— BEGIN Material to process —

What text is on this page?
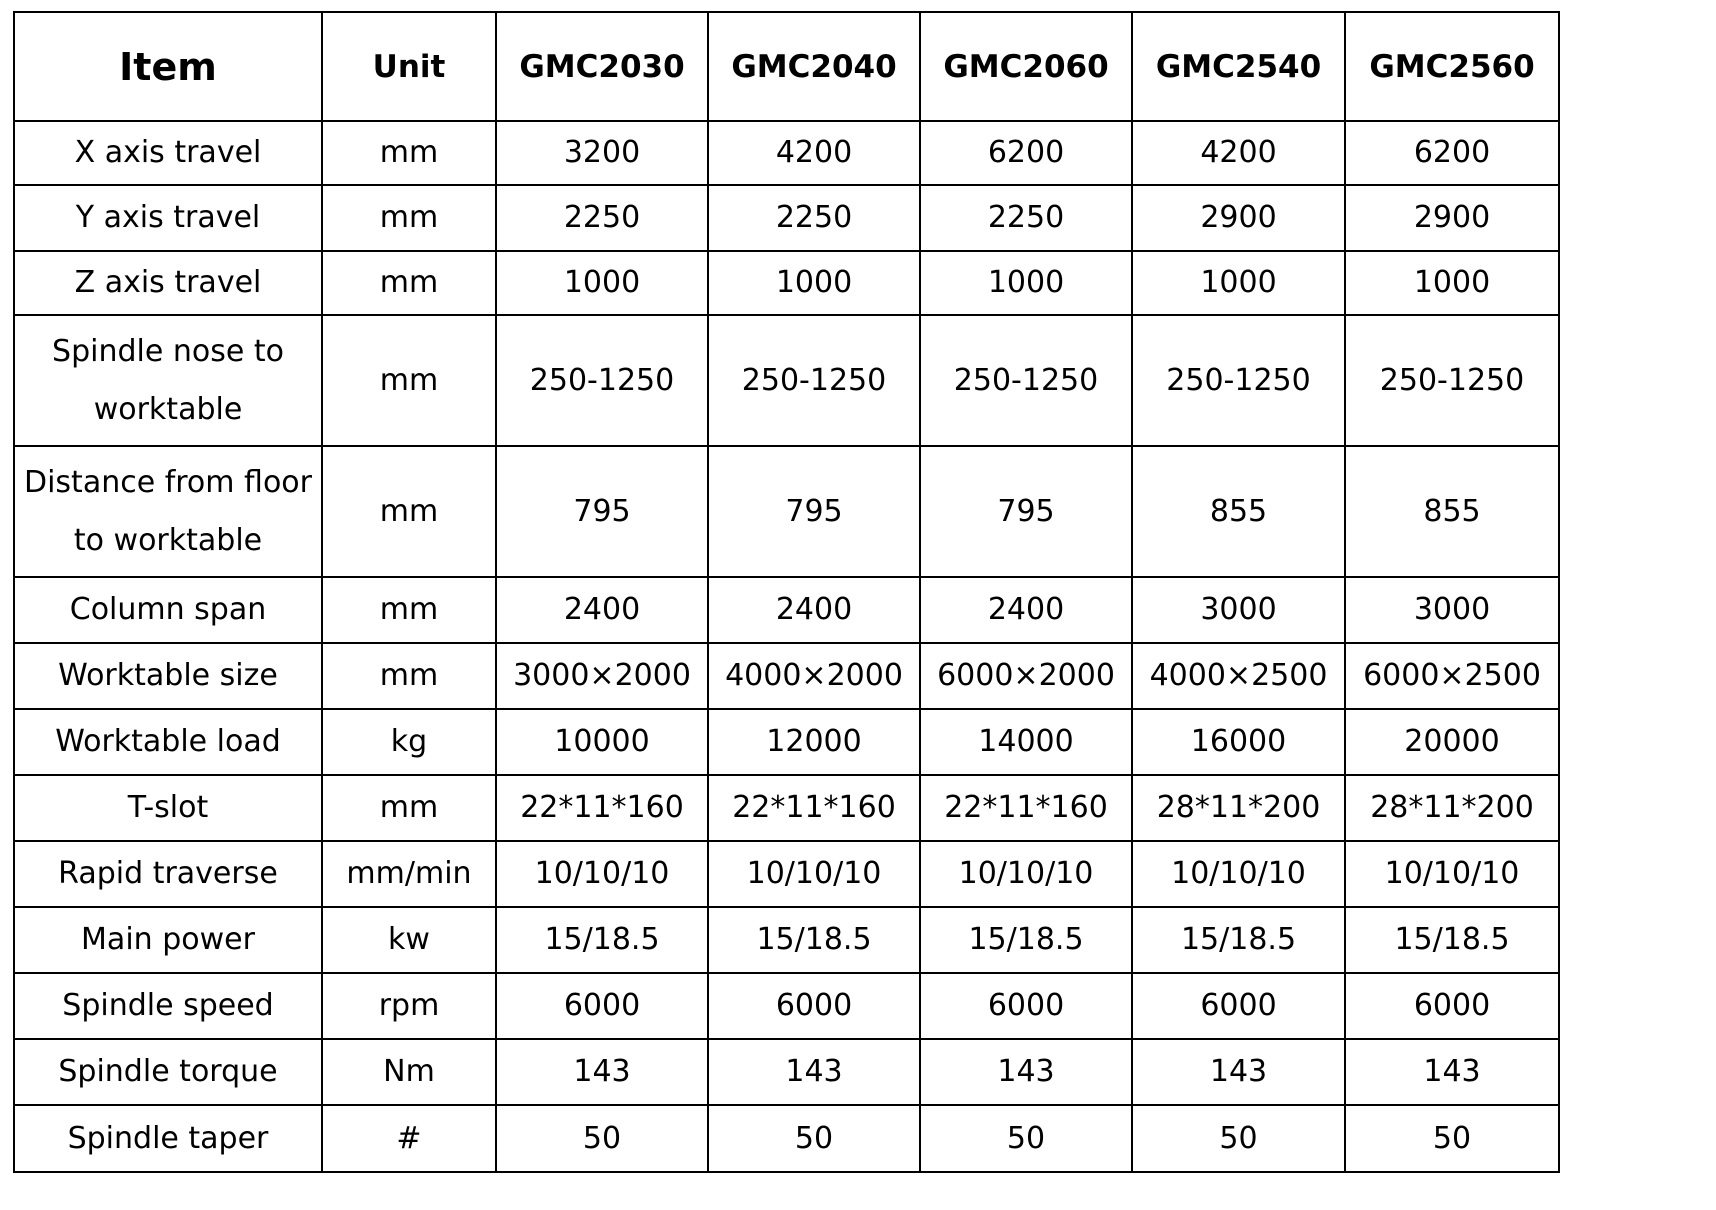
Item	Unit	GMC2030	GMC2040	GMC2060	GMC2540	GMC2560
X axis travel	mm	3200	4200	6200	4200	6200
Y axis travel	mm	2250	2250	2250	2900	2900
Z axis travel	mm	1000	1000	1000	1000	1000
Spindle nose to worktable	mm	250-1250	250-1250	250-1250	250-1250	250-1250
Distance from floor to worktable	mm	795	795	795	855	855
Column span	mm	2400	2400	2400	3000	3000
Worktable size	mm	3000×2000	4000×2000	6000×2000	4000×2500	6000×2500
Worktable load	kg	10000	12000	14000	16000	20000
T-slot	mm	22*11*160	22*11*160	22*11*160	28*11*200	28*11*200
Rapid traverse	mm/min	10/10/10	10/10/10	10/10/10	10/10/10	10/10/10
Main power	kw	15/18.5	15/18.5	15/18.5	15/18.5	15/18.5
Spindle speed	rpm	6000	6000	6000	6000	6000
Spindle torque	Nm	143	143	143	143	143
Spindle taper	#	50	50	50	50	50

— END Material to process —

» **Short exercise**: Can you retype every record above exactly, leaving out the pictures?

» **Completed task**:
What text is on this page?
Item	Unit	GMC2030	GMC2040	GMC2060	GMC2540	GMC2560
X axis travel	mm	3200	4200	6200	4200	6200
Y axis travel	mm	2250	2250	2250	2900	2900
Z axis travel	mm	1000	1000	1000	1000	1000
Spindle nose to worktable	mm	250-1250	250-1250	250-1250	250-1250	250-1250
Distance from floor to worktable	mm	795	795	795	855	855
Column span	mm	2400	2400	2400	3000	3000
Worktable size	mm	3000×2000	4000×2000	6000×2000	4000×2500	6000×2500
Worktable load	kg	10000	12000	14000	16000	20000
T-slot	mm	22*11*160	22*11*160	22*11*160	28*11*200	28*11*200
Rapid traverse	mm/min	10/10/10	10/10/10	10/10/10	10/10/10	10/10/10
Main power	kw	15/18.5	15/18.5	15/18.5	15/18.5	15/18.5
Spindle speed	rpm	6000	6000	6000	6000	6000
Spindle torque	Nm	143	143	143	143	143
Spindle taper	#	50	50	50	50	50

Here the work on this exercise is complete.